# THE EXERCISE:
Go through the records and give each one again exactly.

%%

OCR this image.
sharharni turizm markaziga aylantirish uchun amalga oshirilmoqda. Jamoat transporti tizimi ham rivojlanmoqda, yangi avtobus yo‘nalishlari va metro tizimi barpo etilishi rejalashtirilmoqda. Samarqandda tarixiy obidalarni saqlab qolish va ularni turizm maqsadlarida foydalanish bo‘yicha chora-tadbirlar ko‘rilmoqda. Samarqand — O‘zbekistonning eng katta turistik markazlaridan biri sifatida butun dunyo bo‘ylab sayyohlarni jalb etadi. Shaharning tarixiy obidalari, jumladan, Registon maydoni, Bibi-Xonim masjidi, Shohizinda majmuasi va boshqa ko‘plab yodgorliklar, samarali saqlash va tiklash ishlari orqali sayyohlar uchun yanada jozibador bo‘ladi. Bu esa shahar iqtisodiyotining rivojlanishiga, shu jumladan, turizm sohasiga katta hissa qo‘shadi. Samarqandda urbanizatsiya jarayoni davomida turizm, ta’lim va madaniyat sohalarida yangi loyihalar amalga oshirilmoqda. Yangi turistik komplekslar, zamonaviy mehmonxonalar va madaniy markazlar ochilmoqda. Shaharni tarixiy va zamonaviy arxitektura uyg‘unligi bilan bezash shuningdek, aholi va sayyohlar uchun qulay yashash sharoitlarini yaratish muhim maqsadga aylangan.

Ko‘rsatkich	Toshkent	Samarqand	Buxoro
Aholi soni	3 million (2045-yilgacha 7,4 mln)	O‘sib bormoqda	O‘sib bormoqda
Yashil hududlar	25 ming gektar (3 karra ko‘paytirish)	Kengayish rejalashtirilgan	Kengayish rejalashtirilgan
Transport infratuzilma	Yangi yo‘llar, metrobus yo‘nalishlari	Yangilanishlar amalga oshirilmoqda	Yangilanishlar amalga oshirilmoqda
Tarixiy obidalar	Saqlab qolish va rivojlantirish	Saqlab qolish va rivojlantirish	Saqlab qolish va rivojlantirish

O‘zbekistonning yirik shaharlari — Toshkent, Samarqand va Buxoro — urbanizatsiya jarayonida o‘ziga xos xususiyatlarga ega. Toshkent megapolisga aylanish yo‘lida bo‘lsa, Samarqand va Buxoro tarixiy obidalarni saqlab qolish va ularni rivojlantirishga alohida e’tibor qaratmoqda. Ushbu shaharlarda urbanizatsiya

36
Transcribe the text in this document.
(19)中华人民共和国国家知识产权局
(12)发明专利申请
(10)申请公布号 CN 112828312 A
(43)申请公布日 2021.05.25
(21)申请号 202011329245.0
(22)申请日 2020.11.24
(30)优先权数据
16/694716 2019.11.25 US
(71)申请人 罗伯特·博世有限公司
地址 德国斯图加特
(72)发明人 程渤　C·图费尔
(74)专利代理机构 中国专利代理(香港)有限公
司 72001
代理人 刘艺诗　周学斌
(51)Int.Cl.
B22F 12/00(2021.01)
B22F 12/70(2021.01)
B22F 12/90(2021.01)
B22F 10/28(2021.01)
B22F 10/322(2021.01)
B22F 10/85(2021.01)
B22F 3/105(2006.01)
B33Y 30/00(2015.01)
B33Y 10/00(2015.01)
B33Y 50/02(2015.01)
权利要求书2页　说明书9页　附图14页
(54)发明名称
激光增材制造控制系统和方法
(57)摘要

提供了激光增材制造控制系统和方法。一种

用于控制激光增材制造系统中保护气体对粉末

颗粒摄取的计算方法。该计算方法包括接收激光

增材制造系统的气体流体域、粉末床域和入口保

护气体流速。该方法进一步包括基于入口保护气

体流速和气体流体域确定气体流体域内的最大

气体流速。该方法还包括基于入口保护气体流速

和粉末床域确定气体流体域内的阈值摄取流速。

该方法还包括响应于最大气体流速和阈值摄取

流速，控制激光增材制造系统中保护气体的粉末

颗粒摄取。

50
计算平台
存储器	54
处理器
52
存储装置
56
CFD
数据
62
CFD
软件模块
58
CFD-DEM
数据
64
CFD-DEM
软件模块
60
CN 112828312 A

%%

# EXERCISE RESULT:
OCR this image.
sharharni turizm markaziga aylantirish uchun amalga oshirilmoqda. Jamoat transporti tizimi ham rivojlanmoqda, yangi avtobus yo‘nalishlari va metro tizimi barpo etilishi rejalashtirilmoqda. Samarqandda tarixiy obidalarni saqlab qolish va ularni turizm maqsadlarida foydalanish bo‘yicha chora-tadbirlar ko‘rilmoqda. Samarqand — O‘zbekistonning eng katta turistik markazlaridan biri sifatida butun dunyo bo‘ylab sayyohlarni jalb etadi. Shaharning tarixiy obidalari, jumladan, Registon maydoni, Bibi-Xonim masjidi, Shohizinda majmuasi va boshqa ko‘plab yodgorliklar, samarali saqlash va tiklash ishlari orqali sayyohlar uchun yanada jozibador bo‘ladi. Bu esa shahar iqtisodiyotining rivojlanishiga, shu jumladan, turizm sohasiga katta hissa qo‘shadi. Samarqandda urbanizatsiya jarayoni davomida turizm, ta’lim va madaniyat sohalarida yangi loyihalar amalga oshirilmoqda. Yangi turistik komplekslar, zamonaviy mehmonxonalar va madaniy markazlar ochilmoqda. Shaharni tarixiy va zamonaviy arxitektura uyg‘unligi bilan bezash shuningdek, aholi va sayyohlar uchun qulay yashash sharoitlarini yaratish muhim maqsadga aylangan.

Ko‘rsatkich	Toshkent	Samarqand	Buxoro
Aholi soni	3 million (2045-yilgacha 7,4 mln)	O‘sib bormoqda	O‘sib bormoqda
Yashil hududlar	25 ming gektar (3 karra ko‘paytirish)	Kengayish rejalashtirilgan	Kengayish rejalashtirilgan
Transport infratuzilma	Yangi yo‘llar, metrobus yo‘nalishlari	Yangilanishlar amalga oshirilmoqda	Yangilanishlar amalga oshirilmoqda
Tarixiy obidalar	Saqlab qolish va rivojlantirish	Saqlab qolish va rivojlantirish	Saqlab qolish va rivojlantirish

O‘zbekistonning yirik shaharlari — Toshkent, Samarqand va Buxoro — urbanizatsiya jarayonida o‘ziga xos xususiyatlarga ega. Toshkent megapolisga aylanish yo‘lida bo‘lsa, Samarqand va Buxoro tarixiy obidalarni saqlab qolish va ularni rivojlantirishga alohida e’tibor qaratmoqda. Ushbu shaharlarda urbanizatsiya

36
Transcribe the text in this document.
(19)中华人民共和国国家知识产权局
(12)发明专利申请
(10)申请公布号 CN 112828312 A
(43)申请公布日 2021.05.25
(21)申请号 202011329245.0
(22)申请日 2020.11.24
(30)优先权数据
16/694716 2019.11.25 US
(71)申请人 罗伯特·博世有限公司
地址 德国斯图加特
(72)发明人 程渤　C·图费尔
(74)专利代理机构 中国专利代理(香港)有限公
司 72001
代理人 刘艺诗　周学斌
(51)Int.Cl.
B22F 12/00(2021.01)
B22F 12/70(2021.01)
B22F 12/90(2021.01)
B22F 10/28(2021.01)
B22F 10/322(2021.01)
B22F 10/85(2021.01)
B22F 3/105(2006.01)
B33Y 30/00(2015.01)
B33Y 10/00(2015.01)
B33Y 50/02(2015.01)
权利要求书2页　说明书9页　附图14页
(54)发明名称
激光增材制造控制系统和方法
(57)摘要

提供了激光增材制造控制系统和方法。一种

用于控制激光增材制造系统中保护气体对粉末

颗粒摄取的计算方法。该计算方法包括接收激光

增材制造系统的气体流体域、粉末床域和入口保

护气体流速。该方法进一步包括基于入口保护气

体流速和气体流体域确定气体流体域内的最大

气体流速。该方法还包括基于入口保护气体流速

和粉末床域确定气体流体域内的阈值摄取流速。

该方法还包括响应于最大气体流速和阈值摄取

流速，控制激光增材制造系统中保护气体的粉末

颗粒摄取。

50
计算平台
存储器	54
处理器
52
存储装置
56
CFD
数据
62
CFD
软件模块
58
CFD-DEM
数据
64
CFD-DEM
软件模块
60
CN 112828312 A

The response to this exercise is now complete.